◆ TASK TO COMPLETE
Tell me how many lines hold "Tuesday", please, using only the number.

◆ DATA FOR THE TASK
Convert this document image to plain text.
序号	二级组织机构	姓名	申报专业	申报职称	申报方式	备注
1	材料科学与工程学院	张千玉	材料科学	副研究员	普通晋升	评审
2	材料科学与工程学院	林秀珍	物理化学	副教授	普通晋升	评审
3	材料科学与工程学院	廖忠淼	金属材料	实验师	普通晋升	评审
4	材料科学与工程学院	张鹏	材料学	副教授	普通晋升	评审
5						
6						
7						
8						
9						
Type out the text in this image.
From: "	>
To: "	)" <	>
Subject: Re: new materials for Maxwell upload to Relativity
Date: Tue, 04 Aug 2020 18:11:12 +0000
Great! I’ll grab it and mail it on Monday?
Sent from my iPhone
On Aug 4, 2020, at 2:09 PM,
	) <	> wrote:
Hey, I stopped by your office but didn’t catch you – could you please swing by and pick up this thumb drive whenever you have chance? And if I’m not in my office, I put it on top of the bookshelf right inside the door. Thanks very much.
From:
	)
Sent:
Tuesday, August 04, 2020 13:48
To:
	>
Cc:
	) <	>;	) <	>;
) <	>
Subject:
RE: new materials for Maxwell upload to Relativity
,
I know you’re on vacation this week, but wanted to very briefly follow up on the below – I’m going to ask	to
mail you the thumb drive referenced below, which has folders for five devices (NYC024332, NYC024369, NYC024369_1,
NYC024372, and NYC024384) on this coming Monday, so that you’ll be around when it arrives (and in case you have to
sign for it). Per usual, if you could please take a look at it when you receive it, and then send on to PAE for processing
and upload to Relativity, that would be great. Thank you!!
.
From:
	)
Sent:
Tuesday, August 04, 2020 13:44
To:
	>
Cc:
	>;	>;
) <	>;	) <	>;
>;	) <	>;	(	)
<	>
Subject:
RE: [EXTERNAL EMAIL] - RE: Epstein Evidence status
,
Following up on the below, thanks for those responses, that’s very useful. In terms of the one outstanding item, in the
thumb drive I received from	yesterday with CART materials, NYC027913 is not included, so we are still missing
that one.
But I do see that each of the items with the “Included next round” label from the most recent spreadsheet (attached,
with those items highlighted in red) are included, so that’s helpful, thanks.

◆ RESULT FOR THIS TASK
2